DO THIS ▸ All entries must be repeated exactly; do not include the pictures.

Stored data entries
*-*-*
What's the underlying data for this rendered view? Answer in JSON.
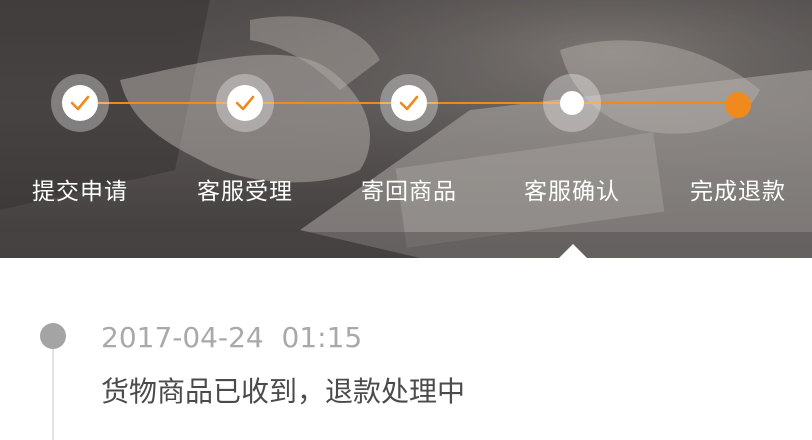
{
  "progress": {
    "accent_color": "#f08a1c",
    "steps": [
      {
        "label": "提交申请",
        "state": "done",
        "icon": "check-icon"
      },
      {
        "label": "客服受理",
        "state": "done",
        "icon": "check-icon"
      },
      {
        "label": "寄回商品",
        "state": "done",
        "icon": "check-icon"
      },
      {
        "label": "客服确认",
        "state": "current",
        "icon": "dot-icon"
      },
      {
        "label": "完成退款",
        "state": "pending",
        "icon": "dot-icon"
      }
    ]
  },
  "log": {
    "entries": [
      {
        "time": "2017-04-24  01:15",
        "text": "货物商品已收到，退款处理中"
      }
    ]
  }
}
*-*-*
FULL ANSWER ▸
What's the underlying data for this rendered view? Answer in JSON.
{
  "progress": {
    "accent_color": "#f08a1c",
    "steps": [
      {
        "label": "提交申请",
        "state": "done",
        "icon": "check-icon"
      },
      {
        "label": "客服受理",
        "state": "done",
        "icon": "check-icon"
      },
      {
        "label": "寄回商品",
        "state": "done",
        "icon": "check-icon"
      },
      {
        "label": "客服确认",
        "state": "current",
        "icon": "dot-icon"
      },
      {
        "label": "完成退款",
        "state": "pending",
        "icon": "dot-icon"
      }
    ]
  },
  "log": {
    "entries": [
      {
        "time": "2017-04-24  01:15",
        "text": "货物商品已收到，退款处理中"
      }
    ]
  }
}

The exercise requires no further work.